## WHAT YOU ARE ASKED TO DO
Format the lines of the material from the one containing "Text: a computer.: a" through the one containing "Polygon shape [102, 87, 212, 122]" as a Markdown table with the columns Row and Line, giving each line's number in Row and the line itself in Line and omitting blank lines.

## RECORDS FOR THE TASK
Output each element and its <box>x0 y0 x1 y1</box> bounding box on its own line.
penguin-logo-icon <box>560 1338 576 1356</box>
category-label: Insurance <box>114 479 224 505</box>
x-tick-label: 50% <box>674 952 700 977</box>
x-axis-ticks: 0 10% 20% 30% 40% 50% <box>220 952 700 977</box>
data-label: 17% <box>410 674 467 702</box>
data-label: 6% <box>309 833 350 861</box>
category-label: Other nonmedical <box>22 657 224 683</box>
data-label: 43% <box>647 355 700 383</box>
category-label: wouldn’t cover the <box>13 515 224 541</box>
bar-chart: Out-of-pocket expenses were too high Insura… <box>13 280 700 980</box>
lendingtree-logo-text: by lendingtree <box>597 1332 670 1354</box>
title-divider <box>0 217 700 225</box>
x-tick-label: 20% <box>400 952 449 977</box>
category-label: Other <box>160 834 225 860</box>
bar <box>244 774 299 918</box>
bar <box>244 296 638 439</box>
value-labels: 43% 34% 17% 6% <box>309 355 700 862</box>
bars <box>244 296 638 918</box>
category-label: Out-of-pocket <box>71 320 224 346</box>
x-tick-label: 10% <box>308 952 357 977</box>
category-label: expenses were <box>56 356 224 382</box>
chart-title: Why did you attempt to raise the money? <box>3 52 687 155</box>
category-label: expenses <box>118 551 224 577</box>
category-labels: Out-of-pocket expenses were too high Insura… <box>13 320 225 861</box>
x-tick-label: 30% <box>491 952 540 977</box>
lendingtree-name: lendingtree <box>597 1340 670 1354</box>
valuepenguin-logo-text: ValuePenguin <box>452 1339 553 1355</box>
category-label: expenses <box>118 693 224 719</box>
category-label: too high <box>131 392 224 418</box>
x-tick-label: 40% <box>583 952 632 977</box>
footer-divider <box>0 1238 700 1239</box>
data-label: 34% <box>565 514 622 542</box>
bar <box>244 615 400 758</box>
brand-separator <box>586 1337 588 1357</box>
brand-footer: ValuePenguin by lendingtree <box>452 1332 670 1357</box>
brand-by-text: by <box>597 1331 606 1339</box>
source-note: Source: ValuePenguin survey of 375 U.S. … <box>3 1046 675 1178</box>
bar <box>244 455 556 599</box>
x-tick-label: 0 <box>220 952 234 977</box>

==

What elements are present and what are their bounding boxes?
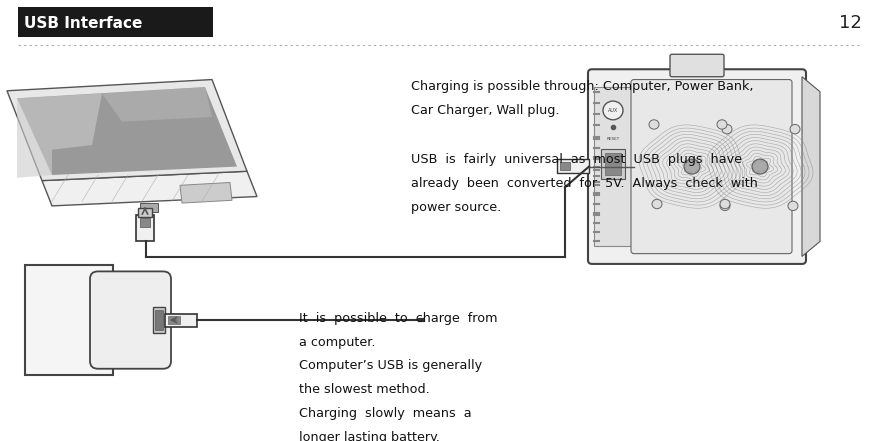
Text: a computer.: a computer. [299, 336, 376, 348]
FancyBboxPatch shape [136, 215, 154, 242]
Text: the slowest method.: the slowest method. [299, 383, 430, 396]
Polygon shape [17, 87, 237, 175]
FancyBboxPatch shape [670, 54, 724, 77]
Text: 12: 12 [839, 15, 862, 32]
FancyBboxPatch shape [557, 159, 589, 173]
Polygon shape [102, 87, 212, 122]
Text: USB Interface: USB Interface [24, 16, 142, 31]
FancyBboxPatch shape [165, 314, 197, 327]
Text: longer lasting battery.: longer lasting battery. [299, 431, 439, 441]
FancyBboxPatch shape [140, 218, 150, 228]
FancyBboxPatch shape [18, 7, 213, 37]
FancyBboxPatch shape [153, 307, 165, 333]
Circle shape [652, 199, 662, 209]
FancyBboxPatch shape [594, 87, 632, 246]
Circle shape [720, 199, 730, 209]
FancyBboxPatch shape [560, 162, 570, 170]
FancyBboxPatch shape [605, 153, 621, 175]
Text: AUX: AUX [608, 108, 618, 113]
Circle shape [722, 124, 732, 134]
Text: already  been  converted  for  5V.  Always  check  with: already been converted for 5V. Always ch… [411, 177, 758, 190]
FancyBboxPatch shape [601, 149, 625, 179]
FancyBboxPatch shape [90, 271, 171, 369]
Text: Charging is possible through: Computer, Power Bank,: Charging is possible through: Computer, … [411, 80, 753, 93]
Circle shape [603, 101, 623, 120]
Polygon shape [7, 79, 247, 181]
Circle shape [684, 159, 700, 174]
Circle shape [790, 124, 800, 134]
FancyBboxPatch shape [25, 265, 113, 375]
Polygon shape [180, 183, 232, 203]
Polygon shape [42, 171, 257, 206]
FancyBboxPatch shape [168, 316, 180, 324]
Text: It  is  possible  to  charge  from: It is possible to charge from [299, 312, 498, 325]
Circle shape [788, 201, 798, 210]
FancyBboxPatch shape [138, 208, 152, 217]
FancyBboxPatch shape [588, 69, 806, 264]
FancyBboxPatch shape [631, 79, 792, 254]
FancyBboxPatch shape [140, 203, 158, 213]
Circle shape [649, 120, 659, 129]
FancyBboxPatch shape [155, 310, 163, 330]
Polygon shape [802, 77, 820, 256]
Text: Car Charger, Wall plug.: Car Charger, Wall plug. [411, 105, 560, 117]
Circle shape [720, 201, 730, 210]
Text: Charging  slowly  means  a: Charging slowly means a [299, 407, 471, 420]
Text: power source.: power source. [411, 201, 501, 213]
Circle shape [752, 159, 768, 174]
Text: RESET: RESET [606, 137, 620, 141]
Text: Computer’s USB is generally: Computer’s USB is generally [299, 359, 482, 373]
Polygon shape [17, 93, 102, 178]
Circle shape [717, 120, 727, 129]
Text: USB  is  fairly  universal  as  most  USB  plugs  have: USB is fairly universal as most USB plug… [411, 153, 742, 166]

## FINISHED ANSWER
| Row | Line |
|---|---|
| 1 | Text: a computer.: a computer. [299, 336, 376, 348] |
| 2 | FancyBboxPatch shape [136, 215, 154, 242] |
| 3 | Text: the slowest method.: the slowest method. [299, 383, 430, 396] |
| 4 | Polygon shape [17, 87, 237, 175] |
| 5 | FancyBboxPatch shape [670, 54, 724, 77] |
| 6 | Text: 12: 12 [839, 15, 862, 32] |
| 7 | FancyBboxPatch shape [557, 159, 589, 173] |
| 8 | Polygon shape [102, 87, 212, 122] |